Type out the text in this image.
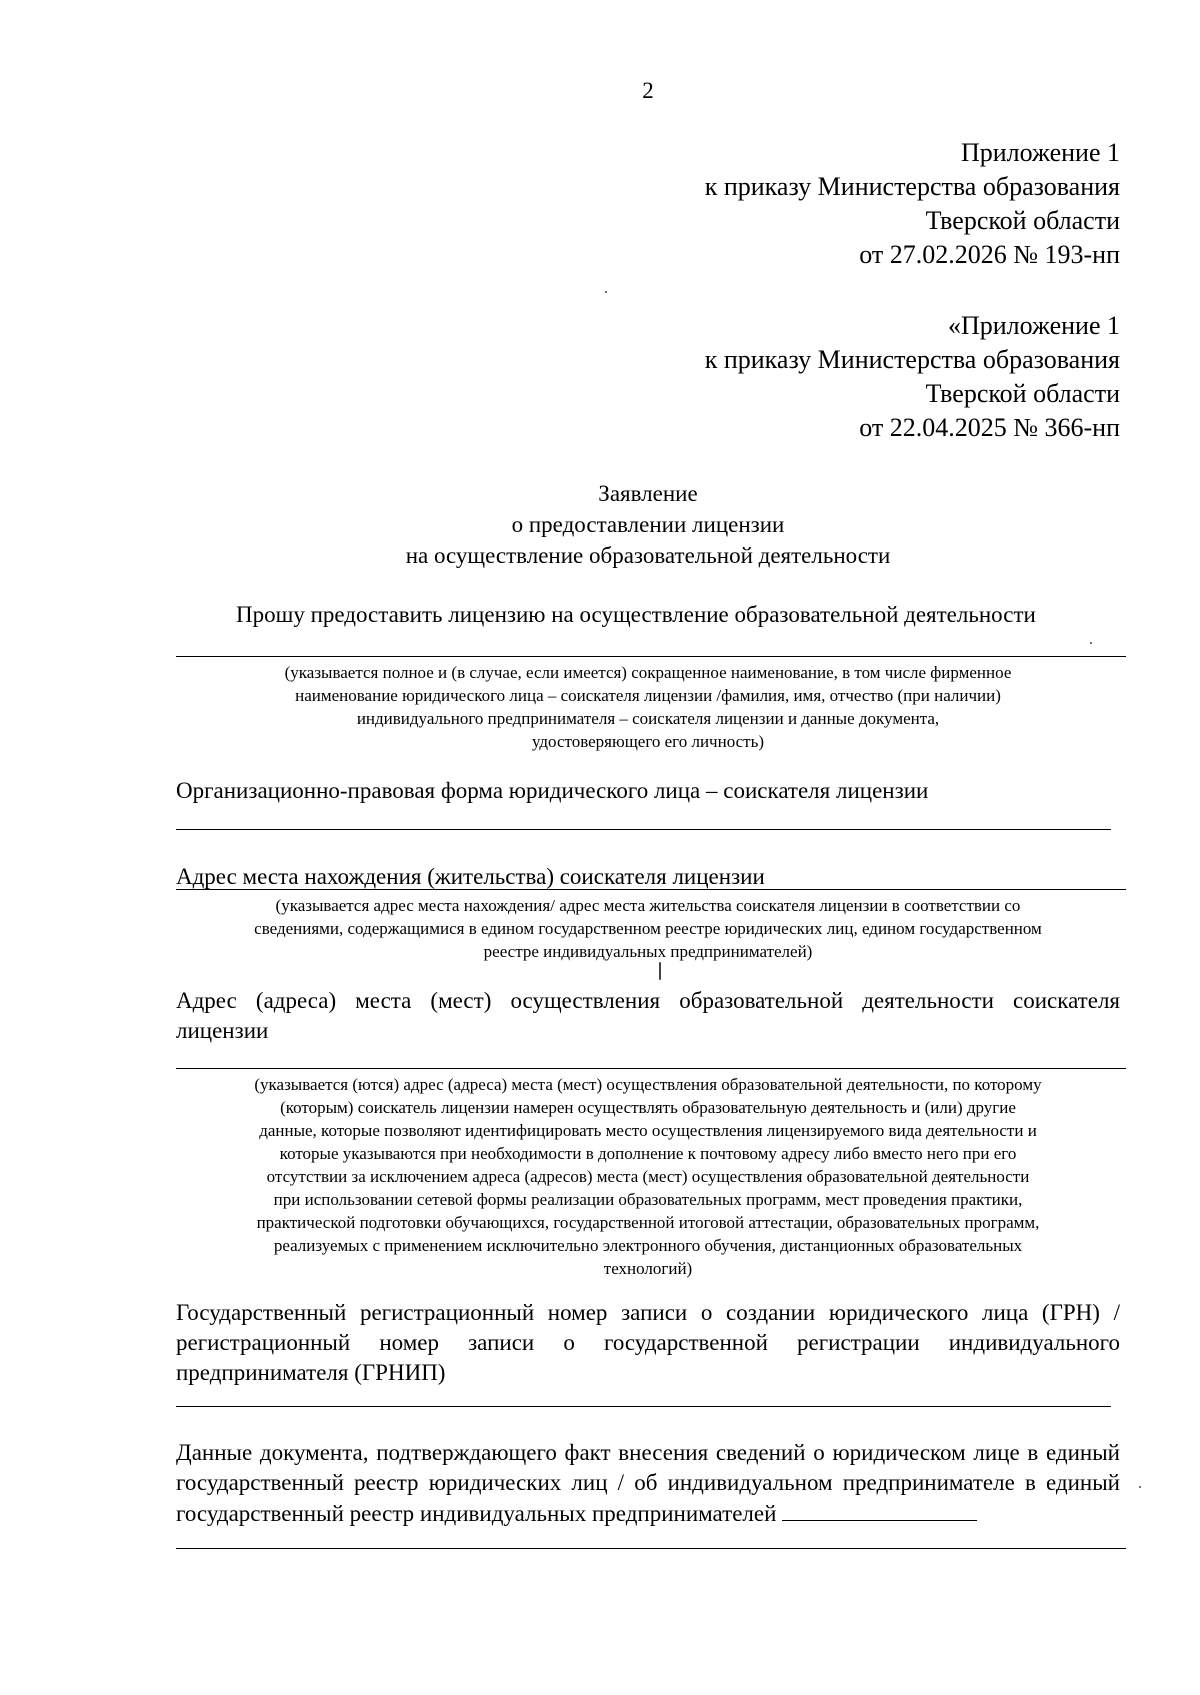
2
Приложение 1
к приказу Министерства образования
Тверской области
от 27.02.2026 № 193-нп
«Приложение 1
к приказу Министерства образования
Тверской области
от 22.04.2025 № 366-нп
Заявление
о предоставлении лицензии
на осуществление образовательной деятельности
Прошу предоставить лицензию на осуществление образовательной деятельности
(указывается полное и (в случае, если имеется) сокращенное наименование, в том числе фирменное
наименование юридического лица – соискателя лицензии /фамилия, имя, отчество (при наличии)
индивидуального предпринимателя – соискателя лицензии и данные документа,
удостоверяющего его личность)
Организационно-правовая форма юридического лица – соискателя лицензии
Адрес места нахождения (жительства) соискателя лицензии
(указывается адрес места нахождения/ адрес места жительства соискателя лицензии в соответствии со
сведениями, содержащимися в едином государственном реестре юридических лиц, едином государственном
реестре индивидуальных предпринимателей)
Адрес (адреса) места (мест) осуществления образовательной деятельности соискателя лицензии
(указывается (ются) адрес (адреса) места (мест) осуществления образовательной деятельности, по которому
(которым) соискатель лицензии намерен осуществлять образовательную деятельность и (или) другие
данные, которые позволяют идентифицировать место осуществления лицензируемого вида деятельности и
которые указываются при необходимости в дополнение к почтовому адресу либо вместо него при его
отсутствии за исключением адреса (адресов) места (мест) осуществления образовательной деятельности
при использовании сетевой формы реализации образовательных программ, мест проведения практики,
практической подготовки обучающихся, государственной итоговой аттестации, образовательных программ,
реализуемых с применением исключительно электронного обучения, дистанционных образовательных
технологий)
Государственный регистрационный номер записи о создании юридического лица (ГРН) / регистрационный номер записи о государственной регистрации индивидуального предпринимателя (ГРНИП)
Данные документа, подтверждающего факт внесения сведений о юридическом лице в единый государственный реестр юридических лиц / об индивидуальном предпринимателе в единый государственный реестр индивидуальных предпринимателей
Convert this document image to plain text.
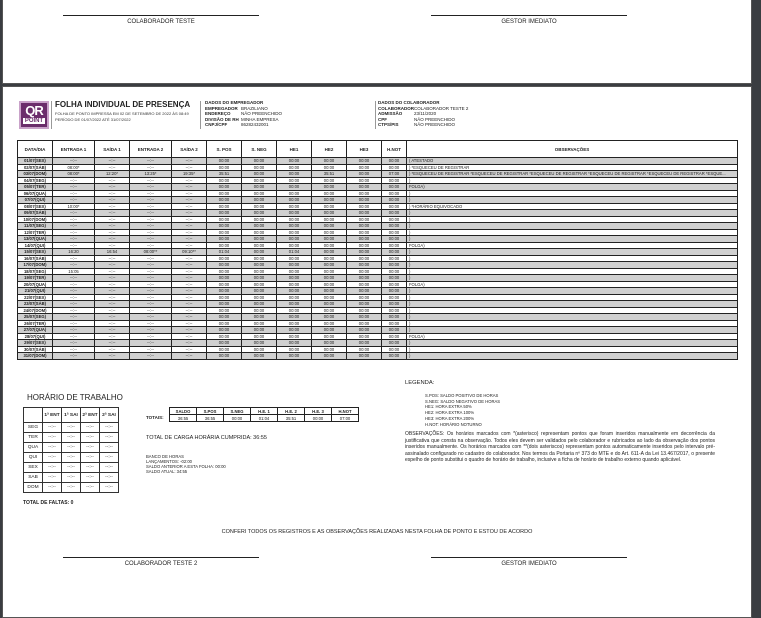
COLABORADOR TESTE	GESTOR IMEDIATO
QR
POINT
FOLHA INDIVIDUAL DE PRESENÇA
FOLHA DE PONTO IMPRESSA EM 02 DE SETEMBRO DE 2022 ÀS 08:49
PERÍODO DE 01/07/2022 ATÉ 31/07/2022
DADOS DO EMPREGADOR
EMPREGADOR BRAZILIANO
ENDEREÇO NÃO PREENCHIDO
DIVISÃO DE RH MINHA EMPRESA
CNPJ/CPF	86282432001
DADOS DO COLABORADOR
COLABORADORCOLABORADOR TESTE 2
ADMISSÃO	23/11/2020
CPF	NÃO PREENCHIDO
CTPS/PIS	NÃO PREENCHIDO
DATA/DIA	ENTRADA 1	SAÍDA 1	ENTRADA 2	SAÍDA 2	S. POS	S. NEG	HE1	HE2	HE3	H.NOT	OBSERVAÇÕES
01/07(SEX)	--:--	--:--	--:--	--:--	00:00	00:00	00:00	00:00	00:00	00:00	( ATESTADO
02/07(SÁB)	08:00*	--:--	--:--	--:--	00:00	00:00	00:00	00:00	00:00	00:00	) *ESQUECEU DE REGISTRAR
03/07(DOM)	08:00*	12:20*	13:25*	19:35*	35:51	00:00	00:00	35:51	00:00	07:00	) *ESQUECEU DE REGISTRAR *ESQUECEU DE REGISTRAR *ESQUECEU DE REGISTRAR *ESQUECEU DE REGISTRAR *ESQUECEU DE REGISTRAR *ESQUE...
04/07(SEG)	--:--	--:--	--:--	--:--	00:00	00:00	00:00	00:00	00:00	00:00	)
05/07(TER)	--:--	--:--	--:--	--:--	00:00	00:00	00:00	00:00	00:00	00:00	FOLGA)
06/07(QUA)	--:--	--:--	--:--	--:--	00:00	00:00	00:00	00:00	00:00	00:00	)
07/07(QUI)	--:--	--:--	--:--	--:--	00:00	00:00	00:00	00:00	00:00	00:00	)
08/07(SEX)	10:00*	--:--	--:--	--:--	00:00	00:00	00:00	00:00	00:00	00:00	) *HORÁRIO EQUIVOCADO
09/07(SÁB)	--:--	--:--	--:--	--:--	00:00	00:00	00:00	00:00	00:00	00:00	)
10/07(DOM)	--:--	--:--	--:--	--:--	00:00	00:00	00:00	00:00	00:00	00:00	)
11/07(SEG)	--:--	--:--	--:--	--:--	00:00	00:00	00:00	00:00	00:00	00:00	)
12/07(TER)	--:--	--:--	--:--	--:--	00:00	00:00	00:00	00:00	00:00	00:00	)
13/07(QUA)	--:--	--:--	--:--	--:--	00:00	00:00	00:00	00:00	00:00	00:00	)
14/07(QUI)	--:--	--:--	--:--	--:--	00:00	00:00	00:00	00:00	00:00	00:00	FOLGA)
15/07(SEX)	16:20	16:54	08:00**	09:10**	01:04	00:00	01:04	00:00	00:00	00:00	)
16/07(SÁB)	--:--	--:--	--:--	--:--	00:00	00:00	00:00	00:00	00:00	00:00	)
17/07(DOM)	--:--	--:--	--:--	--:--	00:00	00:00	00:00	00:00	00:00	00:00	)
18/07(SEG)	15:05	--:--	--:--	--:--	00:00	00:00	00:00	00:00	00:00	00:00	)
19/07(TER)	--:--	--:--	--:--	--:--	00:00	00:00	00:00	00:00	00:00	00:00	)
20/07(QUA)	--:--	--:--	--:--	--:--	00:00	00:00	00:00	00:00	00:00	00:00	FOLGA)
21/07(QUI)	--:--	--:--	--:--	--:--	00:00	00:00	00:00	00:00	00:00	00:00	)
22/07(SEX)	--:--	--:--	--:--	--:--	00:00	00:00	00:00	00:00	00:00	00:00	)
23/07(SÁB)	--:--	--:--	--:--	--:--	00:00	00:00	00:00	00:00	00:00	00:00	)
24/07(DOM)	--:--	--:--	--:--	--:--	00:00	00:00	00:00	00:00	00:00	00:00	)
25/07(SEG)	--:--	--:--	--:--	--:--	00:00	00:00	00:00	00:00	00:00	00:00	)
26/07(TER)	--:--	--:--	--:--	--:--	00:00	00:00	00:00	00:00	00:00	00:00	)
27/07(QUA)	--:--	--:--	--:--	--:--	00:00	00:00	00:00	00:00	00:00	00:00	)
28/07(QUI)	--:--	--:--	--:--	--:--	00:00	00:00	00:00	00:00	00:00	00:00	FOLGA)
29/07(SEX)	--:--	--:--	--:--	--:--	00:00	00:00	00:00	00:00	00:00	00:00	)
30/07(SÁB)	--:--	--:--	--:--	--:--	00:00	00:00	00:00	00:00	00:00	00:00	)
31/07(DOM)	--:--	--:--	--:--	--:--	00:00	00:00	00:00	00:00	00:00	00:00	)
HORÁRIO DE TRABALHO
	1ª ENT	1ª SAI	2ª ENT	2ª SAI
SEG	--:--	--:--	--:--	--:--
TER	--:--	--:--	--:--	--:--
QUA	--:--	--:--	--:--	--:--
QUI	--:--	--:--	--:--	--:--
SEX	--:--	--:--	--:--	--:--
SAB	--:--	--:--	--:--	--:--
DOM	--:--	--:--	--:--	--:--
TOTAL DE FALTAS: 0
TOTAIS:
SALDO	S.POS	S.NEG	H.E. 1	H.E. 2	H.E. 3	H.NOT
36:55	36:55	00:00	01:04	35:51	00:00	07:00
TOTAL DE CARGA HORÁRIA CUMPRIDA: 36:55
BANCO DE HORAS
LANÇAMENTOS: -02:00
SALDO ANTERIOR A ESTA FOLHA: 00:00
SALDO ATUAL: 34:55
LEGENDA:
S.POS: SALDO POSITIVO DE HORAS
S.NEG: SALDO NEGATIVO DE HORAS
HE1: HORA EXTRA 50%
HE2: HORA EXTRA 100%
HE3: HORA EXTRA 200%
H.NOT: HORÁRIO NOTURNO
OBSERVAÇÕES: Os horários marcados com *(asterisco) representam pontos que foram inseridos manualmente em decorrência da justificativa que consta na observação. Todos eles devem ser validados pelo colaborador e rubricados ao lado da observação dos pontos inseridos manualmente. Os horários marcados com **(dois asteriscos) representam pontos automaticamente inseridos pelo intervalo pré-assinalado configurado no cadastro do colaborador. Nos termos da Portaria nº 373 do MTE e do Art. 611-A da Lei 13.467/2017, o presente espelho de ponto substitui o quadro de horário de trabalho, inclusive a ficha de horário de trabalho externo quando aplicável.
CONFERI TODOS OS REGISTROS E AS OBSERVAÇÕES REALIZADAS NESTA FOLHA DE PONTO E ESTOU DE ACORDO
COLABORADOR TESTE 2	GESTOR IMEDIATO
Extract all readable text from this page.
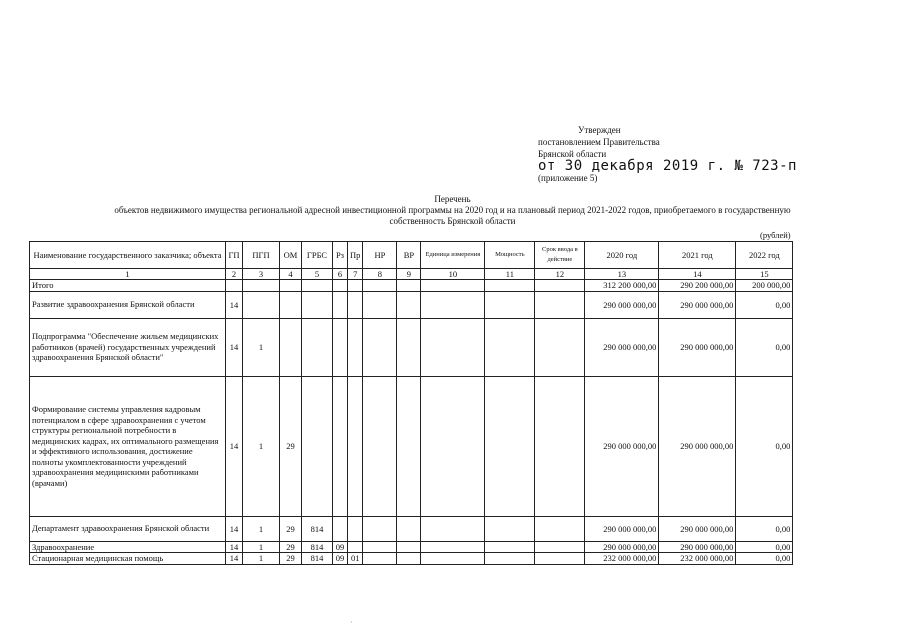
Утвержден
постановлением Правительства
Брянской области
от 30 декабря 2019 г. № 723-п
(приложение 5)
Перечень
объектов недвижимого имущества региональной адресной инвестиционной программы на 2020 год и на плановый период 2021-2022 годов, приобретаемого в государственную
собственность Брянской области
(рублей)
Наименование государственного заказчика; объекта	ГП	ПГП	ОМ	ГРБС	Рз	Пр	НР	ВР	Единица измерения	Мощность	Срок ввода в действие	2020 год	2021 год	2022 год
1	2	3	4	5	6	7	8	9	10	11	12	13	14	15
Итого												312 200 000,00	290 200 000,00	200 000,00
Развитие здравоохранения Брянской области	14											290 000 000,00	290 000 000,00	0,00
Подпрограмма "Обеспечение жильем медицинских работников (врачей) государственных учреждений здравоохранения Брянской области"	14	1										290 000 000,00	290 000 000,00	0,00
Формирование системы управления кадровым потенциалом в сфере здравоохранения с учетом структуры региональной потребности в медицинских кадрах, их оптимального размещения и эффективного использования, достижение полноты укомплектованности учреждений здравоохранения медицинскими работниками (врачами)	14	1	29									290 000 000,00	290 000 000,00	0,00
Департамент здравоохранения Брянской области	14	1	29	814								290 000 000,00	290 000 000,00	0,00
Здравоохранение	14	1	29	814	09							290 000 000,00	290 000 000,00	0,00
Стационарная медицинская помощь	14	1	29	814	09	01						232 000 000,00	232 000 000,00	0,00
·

> _WHAT YOU WILL DO_
Go over the data above and copy every line that has the word "лица" in it.

> _RESULT_
наименование юридического лица – соискателя лицензии /фамилия, имя, отчество (при наличии)
Организационно-правовая форма юридического лица – соискателя лицензии
Государственный регистрационный номер записи о создании юридического лица (ГРН) / регистрационный номер записи о государственной регистрации индивидуального предпринимателя (ГРНИП)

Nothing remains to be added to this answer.